Give the number of lines in the data that contain "MAKE", and nothing more.

• MATERIAL SHOWN:
----------------------------------------
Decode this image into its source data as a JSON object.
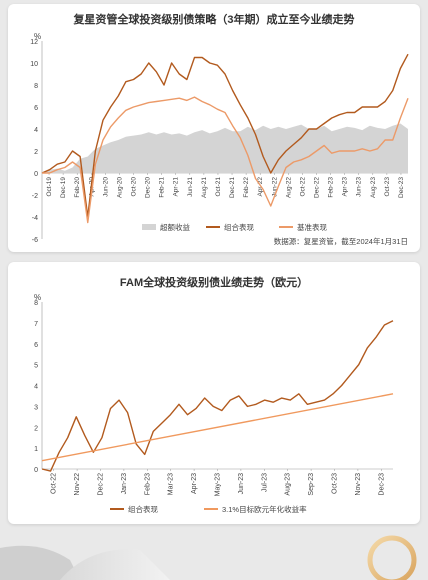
{
  "chart_data": [
    {
      "type": "line",
      "title": "复星资管全球投资级别债策略（3年期）成立至今业绩走势",
      "ylabel": "%",
      "ylim": [
        -6,
        12
      ],
      "yticks": [
        -6,
        -4,
        -2,
        0,
        2,
        4,
        6,
        8,
        10,
        12
      ],
      "xticks": [
        "Oct-19",
        "Dec-19",
        "Feb-20",
        "Apr-20",
        "Jun-20",
        "Aug-20",
        "Oct-20",
        "Dec-20",
        "Feb-21",
        "Apr-21",
        "Jun-21",
        "Aug-21",
        "Oct-21",
        "Dec-21",
        "Feb-22",
        "Apr-22",
        "Jun-22",
        "Aug-22",
        "Oct-22",
        "Dec-22",
        "Feb-23",
        "Apr-23",
        "Jun-23",
        "Aug-23",
        "Oct-23",
        "Dec-23"
      ],
      "legend_position": "bottom",
      "source": "数据源：复星资管，截至2024年1月31日",
      "series": [
        {
          "name": "超额收益",
          "kind": "area",
          "color": "#d4d4d4",
          "values": [
            0,
            0.3,
            0.4,
            0.2,
            0.5,
            1.3,
            1.5,
            2.2,
            2.5,
            2.8,
            3.0,
            3.3,
            3.4,
            3.5,
            3.7,
            3.5,
            3.7,
            3.5,
            3.6,
            3.4,
            3.7,
            3.9,
            3.6,
            3.8,
            4.1,
            3.8,
            3.8,
            4.2,
            3.9,
            4.3,
            4.0,
            4.2,
            4.0,
            4.2,
            4.4,
            4.0,
            4.0,
            4.3,
            3.8,
            4.0,
            4.2,
            4.1,
            3.9,
            4.3,
            4.1,
            4.0,
            4.3,
            4.5,
            4.0
          ]
        },
        {
          "name": "组合表现",
          "kind": "line",
          "color": "#b25a1e",
          "values": [
            0,
            0.3,
            0.8,
            1.0,
            2.0,
            1.5,
            -4.0,
            2.0,
            4.8,
            6.0,
            7.0,
            8.3,
            8.5,
            9.0,
            10.0,
            9.2,
            8.0,
            10.0,
            9.0,
            8.5,
            10.5,
            10.5,
            10.0,
            9.8,
            9.0,
            7.5,
            6.2,
            5.0,
            3.5,
            1.5,
            0.0,
            1.2,
            2.0,
            2.6,
            3.2,
            4.0,
            4.0,
            4.5,
            5.0,
            5.3,
            5.5,
            5.5,
            6.0,
            6.0,
            6.0,
            6.5,
            7.5,
            9.5,
            10.8
          ]
        },
        {
          "name": "基准表现",
          "kind": "line",
          "color": "#ec9a68",
          "values": [
            0,
            0.0,
            0.3,
            0.5,
            1.0,
            0.5,
            -4.5,
            0.8,
            3.0,
            4.2,
            5.0,
            5.7,
            6.0,
            6.2,
            6.4,
            6.5,
            6.6,
            6.7,
            6.8,
            6.6,
            6.9,
            6.5,
            6.2,
            5.8,
            5.5,
            4.3,
            3.2,
            1.6,
            -0.5,
            -1.5,
            -3.0,
            -1.2,
            0.5,
            1.0,
            1.2,
            1.5,
            2.0,
            2.5,
            1.8,
            2.0,
            2.0,
            2.0,
            2.2,
            2.0,
            2.2,
            3.0,
            3.0,
            5.0,
            6.8
          ]
        }
      ]
    },
    {
      "type": "line",
      "title": "FAM全球投资级别债业绩走势（欧元）",
      "ylabel": "%",
      "ylim": [
        0,
        8
      ],
      "yticks": [
        0,
        1,
        2,
        3,
        4,
        5,
        6,
        7,
        8
      ],
      "xticks": [
        "Oct-22",
        "Nov-22",
        "Dec-22",
        "Jan-23",
        "Feb-23",
        "Mar-23",
        "Apr-23",
        "May-23",
        "Jun-23",
        "Jul-23",
        "Aug-23",
        "Sep-23",
        "Oct-23",
        "Nov-23",
        "Dec-23"
      ],
      "legend_position": "bottom",
      "series": [
        {
          "name": "组合表现",
          "kind": "line",
          "color": "#b25a1e",
          "values": [
            0,
            -0.1,
            0.8,
            1.5,
            2.5,
            1.6,
            0.8,
            1.5,
            2.9,
            3.3,
            2.7,
            1.2,
            0.7,
            1.8,
            2.2,
            2.6,
            3.1,
            2.6,
            2.9,
            3.4,
            3.0,
            2.8,
            3.3,
            3.5,
            3.0,
            3.1,
            3.3,
            3.2,
            3.4,
            3.3,
            3.6,
            3.1,
            3.2,
            3.3,
            3.6,
            4.0,
            4.5,
            5.0,
            5.8,
            6.3,
            6.9,
            7.1
          ]
        },
        {
          "name": "3.1%目标欧元年化收益率",
          "kind": "line",
          "color": "#f0995e",
          "values": [
            0.4,
            3.6
          ]
        }
      ]
    }
  ]
}
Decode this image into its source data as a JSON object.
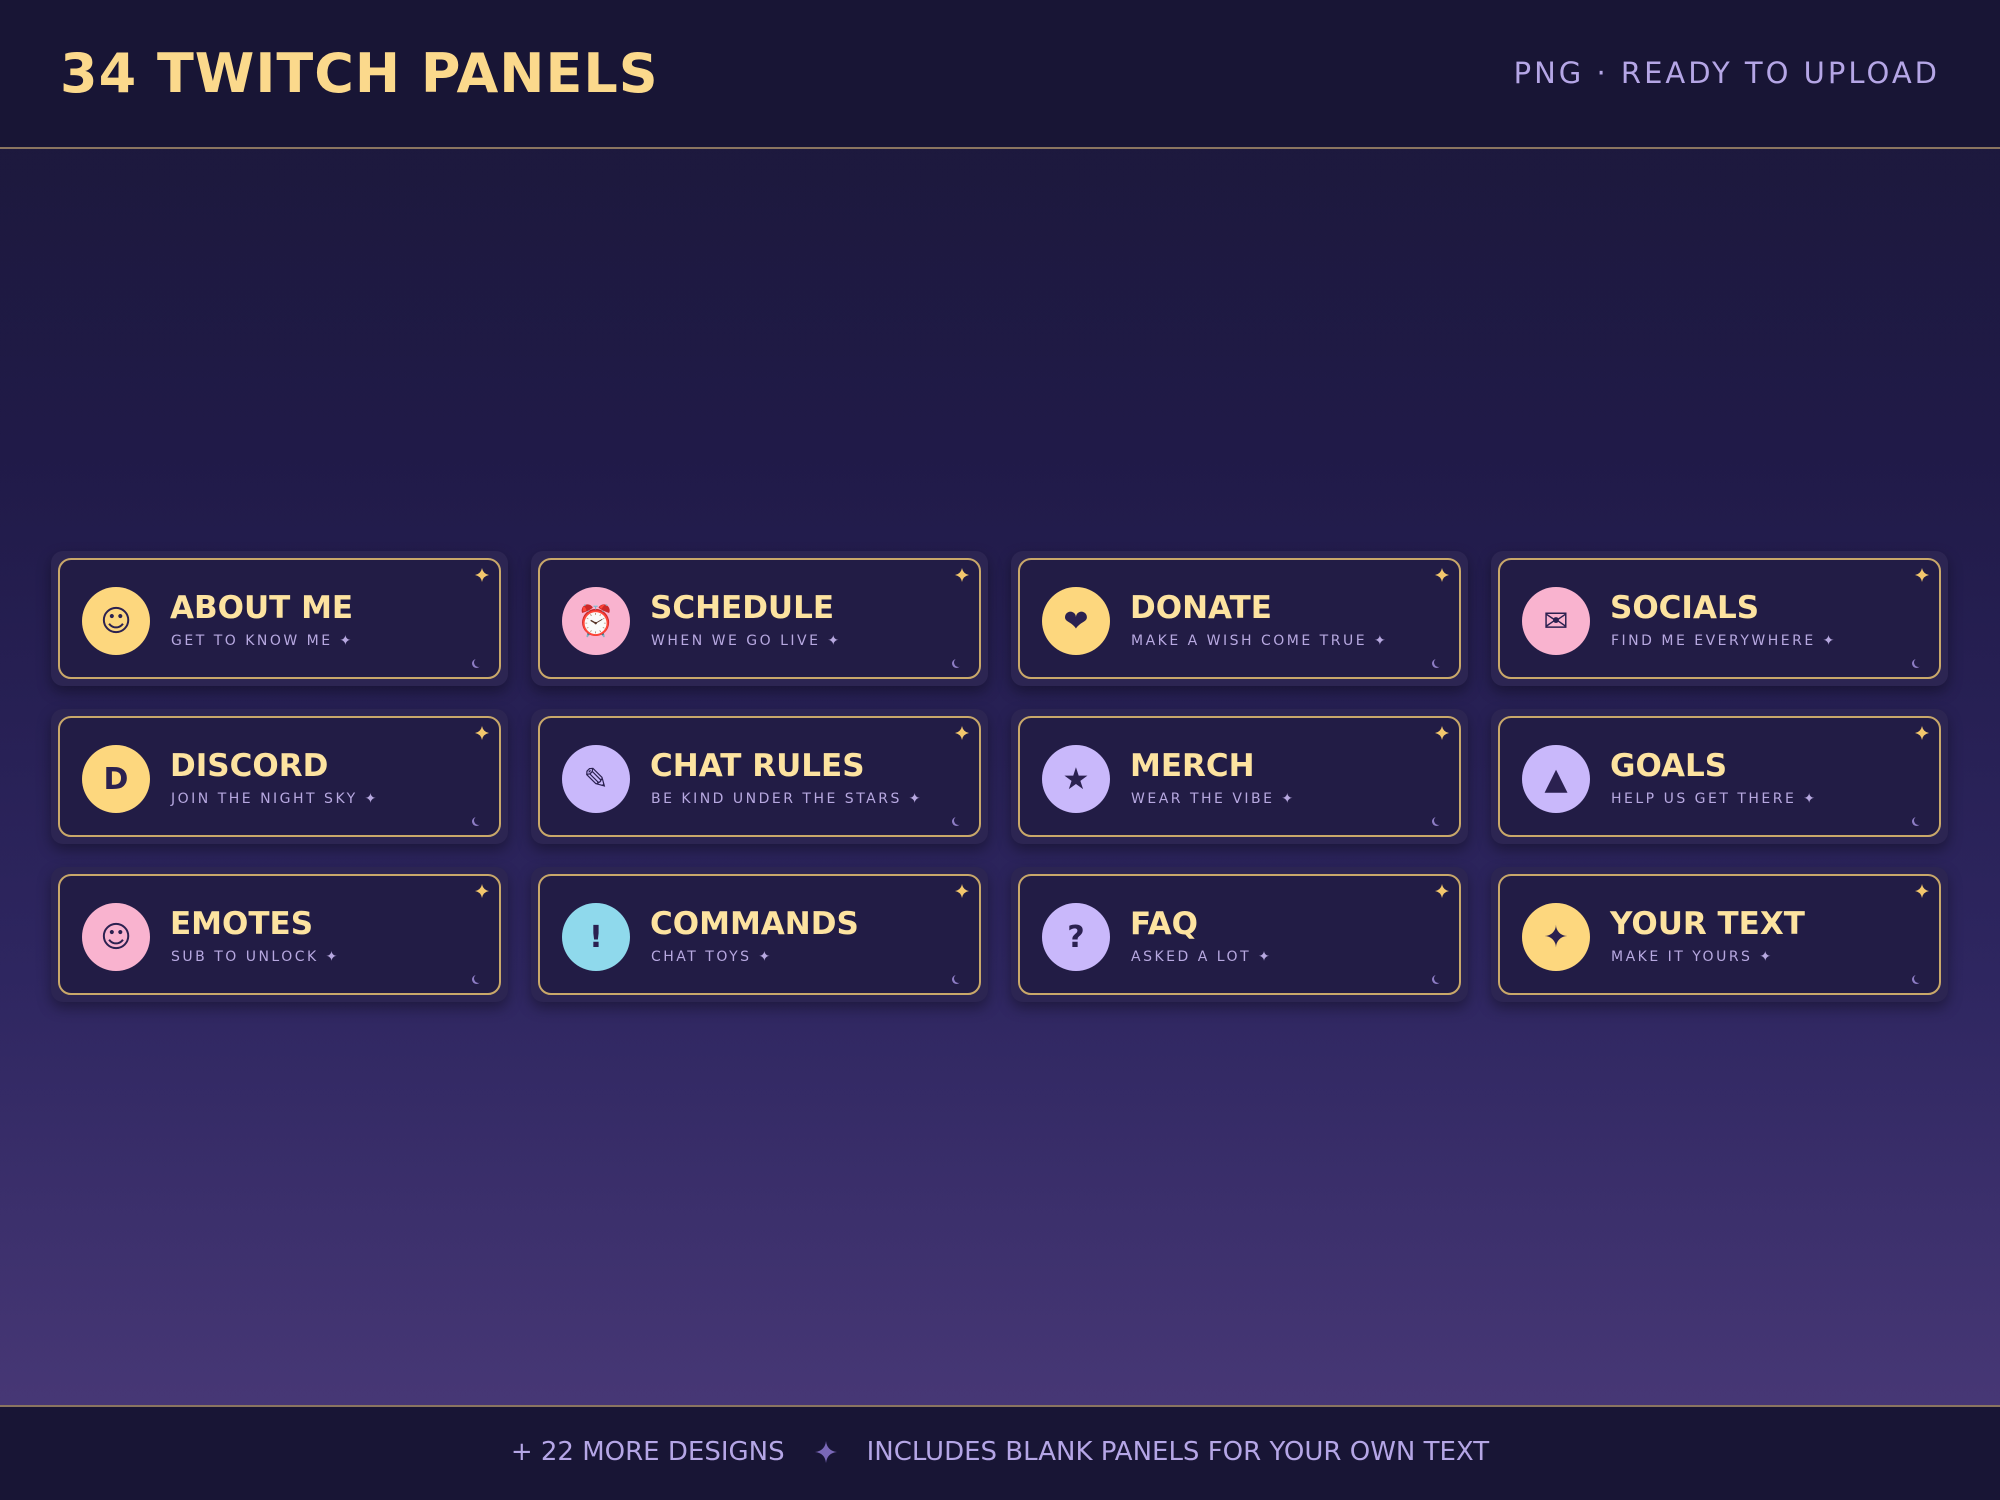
{
  "header": {
    "title": "34 TWITCH PANELS",
    "subtitle": "PNG · READY TO UPLOAD"
  },
  "panels": [
    {
      "icon": "☺",
      "icon_color": "#fdd77e",
      "title": "ABOUT ME",
      "subtitle": "GET TO KNOW ME ✦"
    },
    {
      "icon": "⏰",
      "icon_color": "#f9b3cf",
      "title": "SCHEDULE",
      "subtitle": "WHEN WE GO LIVE ✦"
    },
    {
      "icon": "❤",
      "icon_color": "#fdd77e",
      "title": "DONATE",
      "subtitle": "MAKE A WISH COME TRUE ✦"
    },
    {
      "icon": "✉",
      "icon_color": "#f9b3cf",
      "title": "SOCIALS",
      "subtitle": "FIND ME EVERYWHERE ✦"
    },
    {
      "icon": "D",
      "icon_color": "#fdd77e",
      "title": "DISCORD",
      "subtitle": "JOIN THE NIGHT SKY ✦"
    },
    {
      "icon": "✎",
      "icon_color": "#c9b8fb",
      "title": "CHAT RULES",
      "subtitle": "BE KIND UNDER THE STARS ✦"
    },
    {
      "icon": "★",
      "icon_color": "#c9b8fb",
      "title": "MERCH",
      "subtitle": "WEAR THE VIBE ✦"
    },
    {
      "icon": "▲",
      "icon_color": "#c9b8fb",
      "title": "GOALS",
      "subtitle": "HELP US GET THERE ✦"
    },
    {
      "icon": "☺",
      "icon_color": "#f9b3cf",
      "title": "EMOTES",
      "subtitle": "SUB TO UNLOCK ✦"
    },
    {
      "icon": "!",
      "icon_color": "#8fd9ec",
      "title": "COMMANDS",
      "subtitle": "CHAT TOYS ✦"
    },
    {
      "icon": "?",
      "icon_color": "#c9b8fb",
      "title": "FAQ",
      "subtitle": "ASKED A LOT ✦"
    },
    {
      "icon": "✦",
      "icon_color": "#fdd77e",
      "title": "YOUR TEXT",
      "subtitle": "MAKE IT YOURS ✦"
    }
  ],
  "footer": {
    "left": "+ 22 MORE DESIGNS",
    "right": "INCLUDES BLANK PANELS FOR YOUR OWN TEXT"
  }
}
----------------------------------------
• SOLUTION FOR THIS PROBLEM: 2